* start DATA ENTRIES *

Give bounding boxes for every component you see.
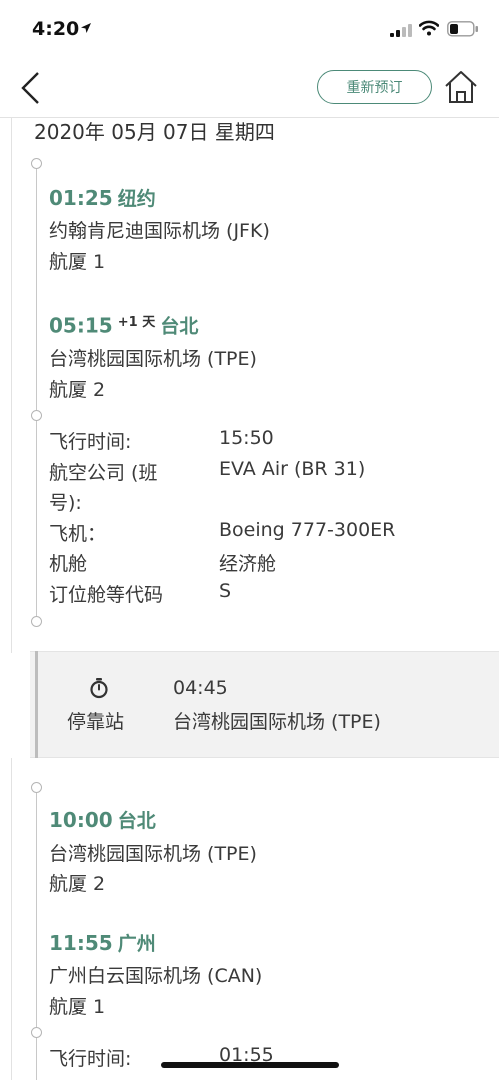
arrival-block: 05:15 +1 天 台北 [49, 311, 198, 338]
aircraft-label: 飞机： [49, 523, 107, 545]
cabin-label: 机舱 [49, 553, 88, 575]
stopwatch-icon [90, 678, 108, 699]
departure-airport: 台湾桃园国际机场 (TPE) [49, 843, 257, 865]
flight-time-label: 飞行时间: [49, 1048, 132, 1070]
departure-block: 01:25 纽约 [49, 184, 156, 211]
arrival-airport: 广州白云国际机场 (CAN) [49, 965, 263, 987]
arrival-airport: 台湾桃园国际机场 (TPE) [49, 348, 257, 370]
card-border [11, 118, 12, 653]
arrival-terminal: 航厦 2 [49, 379, 106, 401]
timeline-node [31, 782, 42, 793]
layover-airport: 台湾桃园国际机场 (TPE) [173, 711, 381, 733]
airline-label: 航空公司 (班 [49, 462, 158, 484]
layover-label: 停靠站 [67, 711, 125, 733]
flight-time-value: 15:50 [219, 427, 274, 449]
card-border [11, 758, 12, 1080]
departure-time: 10:00 [49, 808, 113, 832]
cabin-value: 经济舱 [219, 553, 277, 575]
departure-city: 台北 [117, 810, 156, 832]
layover-timeline [35, 651, 38, 758]
arrival-city: 广州 [117, 933, 156, 955]
departure-time: 01:25 [49, 186, 113, 210]
location-arrow-icon [81, 23, 91, 33]
departure-airport: 约翰肯尼迪国际机场 (JFK) [49, 220, 270, 242]
departure-city: 纽约 [117, 188, 156, 210]
timeline-line [36, 164, 37, 621]
layover-duration: 04:45 [173, 677, 228, 699]
timeline-node [31, 158, 42, 169]
timeline-node [31, 616, 42, 627]
booking-class-label: 订位舱等代码 [49, 584, 164, 606]
status-time: 4:20 [32, 18, 80, 40]
timeline-node [31, 410, 42, 421]
departure-terminal: 航厦 2 [49, 873, 106, 895]
arrival-time: 11:55 [49, 931, 113, 955]
day-offset: +1 天 [117, 315, 156, 330]
departure-block: 10:00 台北 [49, 806, 156, 833]
aircraft-value: Boeing 777-300ER [219, 519, 396, 541]
arrival-city: 台北 [160, 315, 199, 338]
airline-label-cont: 号): [49, 492, 82, 514]
home-indicator[interactable] [161, 1062, 339, 1068]
back-chevron-icon[interactable] [18, 70, 44, 106]
timeline-node [31, 1027, 42, 1038]
arrival-terminal: 航厦 1 [49, 996, 106, 1018]
rebook-button[interactable]: 重新预订 [317, 70, 432, 104]
booking-class-value: S [219, 580, 232, 602]
airline-value: EVA Air (BR 31) [219, 458, 366, 480]
layover-panel [30, 651, 499, 758]
home-icon[interactable] [443, 68, 479, 106]
wifi-icon [419, 20, 439, 36]
flight-time-label: 飞行时间: [49, 431, 132, 453]
battery-icon [447, 21, 478, 37]
cellular-signal-icon [390, 24, 412, 37]
arrival-block: 11:55 广州 [49, 929, 156, 956]
trip-date: 2020年 05月 07日 星期四 [34, 120, 275, 144]
arrival-time: 05:15 [49, 313, 113, 338]
departure-terminal: 航厦 1 [49, 251, 106, 273]
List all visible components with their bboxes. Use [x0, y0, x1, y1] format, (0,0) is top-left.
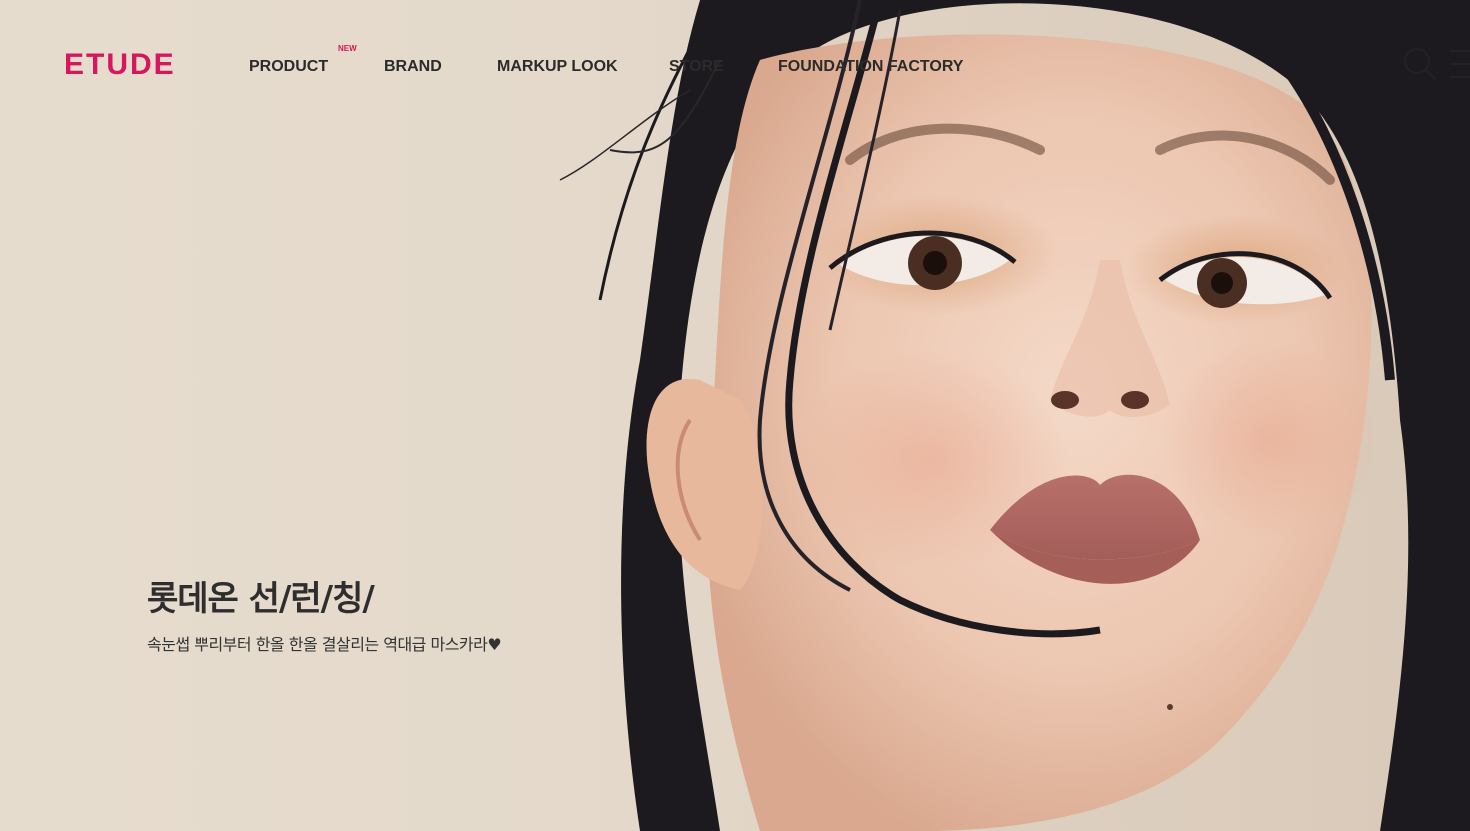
hero-subtitle: 속눈썹 뿌리부터 한올 한올 결살리는 역대급 마스카라♥ [147, 635, 502, 654]
nav-item-label: PRODUCT [249, 58, 329, 75]
search-button[interactable] [1402, 46, 1438, 82]
nav-item-foundation-factory[interactable]: FOUNDATION FACTORY [778, 56, 963, 78]
nav-item-brand[interactable]: BRAND [384, 56, 442, 78]
site-header: ETUDE PRODUCT NEW BRAND MARKUP LOOK STOR… [0, 0, 1470, 130]
hero-title[interactable]: 롯데온 선/런/칭/ [147, 576, 667, 622]
nav-item-product[interactable]: PRODUCT NEW [249, 44, 357, 78]
etude-home-page: ETUDE PRODUCT NEW BRAND MARKUP LOOK STOR… [0, 0, 1470, 831]
nav-item-store[interactable]: STORE [669, 56, 724, 78]
hero-copy: 롯데온 선/런/칭/ 속눈썹 뿌리부터 한올 한올 결살리는 역대급 마스카라♥ [147, 576, 667, 656]
search-icon [1403, 47, 1437, 81]
nav-item-markup-look[interactable]: MARKUP LOOK [497, 56, 618, 78]
new-badge: NEW [338, 44, 357, 53]
hamburger-menu-icon [1450, 50, 1470, 78]
menu-button[interactable] [1448, 46, 1470, 82]
etude-logo[interactable]: ETUDE [64, 48, 176, 82]
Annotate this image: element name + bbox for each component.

* end DATA ENTRIES *

▶ **AIM**:
Put the entries into a JSON list of strings, one string per line with blank lines left out, starting with the line that contains "hero-subtitle: 속눈썹 뿌리부터" and going on through the line that contains "hero-title[interactable]: 롯데온 선/런/칭/".

▶ **PROBLEM SOLUTION**:
[
  "hero-subtitle: 속눈썹 뿌리부터 한올 한올 결살리는 역대급 마스카라♥ [147, 635, 502, 654]",
  "nav-item-label: PRODUCT [249, 58, 329, 75]",
  "search-button[interactable] [1402, 46, 1438, 82]",
  "nav-item-foundation-factory[interactable]: FOUNDATION FACTORY [778, 56, 963, 78]",
  "nav-item-brand[interactable]: BRAND [384, 56, 442, 78]",
  "site-header: ETUDE PRODUCT NEW BRAND MARKUP LOOK STOR… [0, 0, 1470, 130]",
  "hero-title[interactable]: 롯데온 선/런/칭/ [147, 576, 667, 622]"
]